=== Materials provided ===

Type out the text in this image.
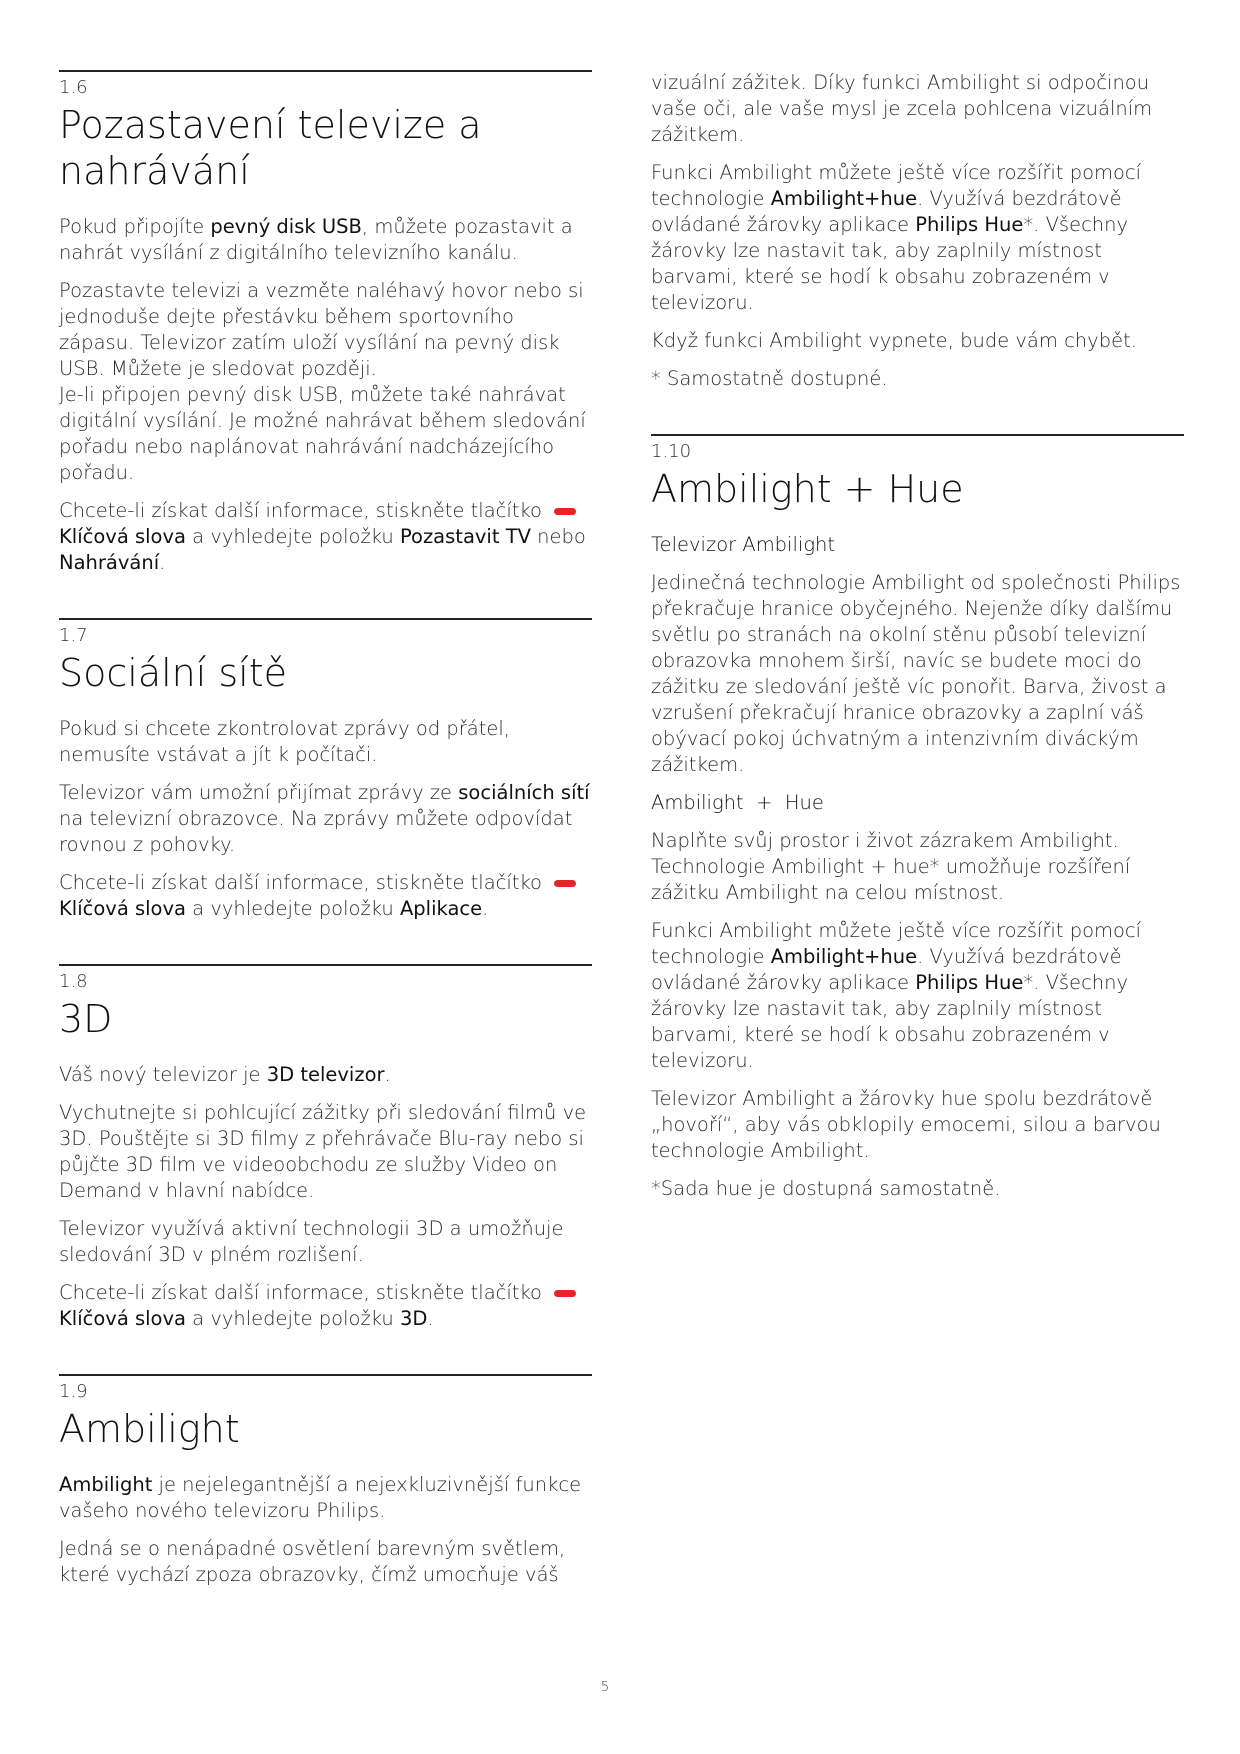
1.6
Pozastavení televize a nahrávání

Pokud připojíte pevný disk USB, můžete pozastavit a nahrát vysílání z digitálního televizního kanálu.

Pozastavte televizi a vezměte naléhavý hovor nebo si jednoduše dejte přestávku během sportovního zápasu. Televizor zatím uloží vysílání na pevný disk USB. Můžete je sledovat později.
Je-li připojen pevný disk USB, můžete také nahrávat digitální vysílání. Je možné nahrávat během sledování pořadu nebo naplánovat nahrávání nadcházejícího pořadu.

Chcete-li získat další informace, stiskněte tlačítkoKlíčová slova a vyhledejte položku Pozastavit TV nebo Nahrávání.

1.7
Sociální sítě

Pokud si chcete zkontrolovat zprávy od přátel, nemusíte vstávat a jít k počítači.

Televizor vám umožní přijímat zprávy ze sociálních sítí na televizní obrazovce. Na zprávy můžete odpovídat rovnou z pohovky.

Chcete-li získat další informace, stiskněte tlačítkoKlíčová slova a vyhledejte položku Aplikace.

1.8
3D

Váš nový televizor je 3D televizor.

Vychutnejte si pohlcující zážitky při sledování filmů ve 3D. Pouštějte si 3D filmy z přehrávače Blu-ray nebo si půjčte 3D film ve videoobchodu ze služby Video on Demand v hlavní nabídce.

Televizor využívá aktivní technologii 3D a umožňuje sledování 3D v plném rozlišení.

Chcete-li získat další informace, stiskněte tlačítkoKlíčová slova a vyhledejte položku 3D.

1.9
Ambilight

Ambilight je nejelegantnější a nejexkluzivnější funkce vašeho nového televizoru Philips.

Jedná se o nenápadné osvětlení barevným světlem, které vychází zpoza obrazovky, čímž umocňuje váš

vizuální zážitek. Díky funkci Ambilight si odpočinou vaše oči, ale vaše mysl je zcela pohlcena vizuálním zážitkem.

Funkci Ambilight můžete ještě více rozšířit pomocí technologie Ambilight+hue. Využívá bezdrátově ovládané žárovky aplikace Philips Hue*. Všechny žárovky lze nastavit tak, aby zaplnily místnost barvami, které se hodí k obsahu zobrazeném v televizoru.

Když funkci Ambilight vypnete, bude vám chybět.

* Samostatně dostupné.

1.10
Ambilight + Hue
Televizor Ambilight

Jedinečná technologie Ambilight od společnosti Philips překračuje hranice obyčejného. Nejenže díky dalšímu světlu po stranách na okolní stěnu působí televizní obrazovka mnohem širší, navíc se budete moci do zážitku ze sledování ještě víc ponořit. Barva, živost a vzrušení překračují hranice obrazovky a zaplní váš obývací pokoj úchvatným a intenzivním diváckým zážitkem.

Ambilight + Hue

Naplňte svůj prostor i život zázrakem Ambilight. Technologie Ambilight + hue* umožňuje rozšíření zážitku Ambilight na celou místnost.

Funkci Ambilight můžete ještě více rozšířit pomocí technologie Ambilight+hue. Využívá bezdrátově ovládané žárovky aplikace Philips Hue*. Všechny žárovky lze nastavit tak, aby zaplnily místnost barvami, které se hodí k obsahu zobrazeném v televizoru.

Televizor Ambilight a žárovky hue spolu bezdrátově „hovoří“, aby vás obklopily emocemi, silou a barvou technologie Ambilight.

*Sada hue je dostupná samostatně.

5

===

→ Set exercise:
Identify all lines where the word "informace" shows up. Copy them.

→ Exercise output:
Chcete-li získat další informace, stiskněte tlačítkoKlíčová slova a vyhledejte položku Pozastavit TV nebo Nahrávání.
Chcete-li získat další informace, stiskněte tlačítkoKlíčová slova a vyhledejte položku Aplikace.
Chcete-li získat další informace, stiskněte tlačítkoKlíčová slova a vyhledejte položku 3D.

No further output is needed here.